EXERCISE:
Report all lines holding "Jumbo".

Stored data entries:
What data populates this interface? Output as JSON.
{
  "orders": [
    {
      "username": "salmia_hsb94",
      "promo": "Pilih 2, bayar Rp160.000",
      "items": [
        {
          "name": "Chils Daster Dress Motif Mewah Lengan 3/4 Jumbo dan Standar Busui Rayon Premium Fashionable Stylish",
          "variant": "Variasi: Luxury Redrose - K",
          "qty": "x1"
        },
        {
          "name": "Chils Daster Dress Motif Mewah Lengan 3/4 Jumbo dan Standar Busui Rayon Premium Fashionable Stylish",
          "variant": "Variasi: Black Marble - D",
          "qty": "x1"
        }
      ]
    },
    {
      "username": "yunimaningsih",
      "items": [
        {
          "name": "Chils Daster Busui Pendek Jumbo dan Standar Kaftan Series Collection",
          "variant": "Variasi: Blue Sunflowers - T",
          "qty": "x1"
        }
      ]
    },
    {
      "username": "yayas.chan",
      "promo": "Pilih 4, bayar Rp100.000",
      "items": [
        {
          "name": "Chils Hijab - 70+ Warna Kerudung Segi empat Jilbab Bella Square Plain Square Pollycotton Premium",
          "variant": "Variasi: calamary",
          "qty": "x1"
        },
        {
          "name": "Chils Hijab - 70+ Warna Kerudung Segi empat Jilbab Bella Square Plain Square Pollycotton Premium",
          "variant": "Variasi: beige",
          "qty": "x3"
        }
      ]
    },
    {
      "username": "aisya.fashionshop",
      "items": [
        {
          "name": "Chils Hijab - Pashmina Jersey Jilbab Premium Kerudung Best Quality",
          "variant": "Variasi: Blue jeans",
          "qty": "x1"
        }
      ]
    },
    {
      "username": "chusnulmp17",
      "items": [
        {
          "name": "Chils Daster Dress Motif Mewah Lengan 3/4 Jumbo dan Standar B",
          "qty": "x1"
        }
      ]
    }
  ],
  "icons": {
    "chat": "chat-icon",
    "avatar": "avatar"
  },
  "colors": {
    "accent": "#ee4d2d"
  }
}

ANSWER FOR THE TASK:
          "name": "Chils Daster Dress Motif Mewah Lengan 3/4 Jumbo dan Standar Busui Rayon Premium Fashionable Stylish",
          "name": "Chils Daster Dress Motif Mewah Lengan 3/4 Jumbo dan Standar Busui Rayon Premium Fashionable Stylish",
          "name": "Chils Daster Busui Pendek Jumbo dan Standar Kaftan Series Collection",
          "name": "Chils Daster Dress Motif Mewah Lengan 3/4 Jumbo dan Standar B",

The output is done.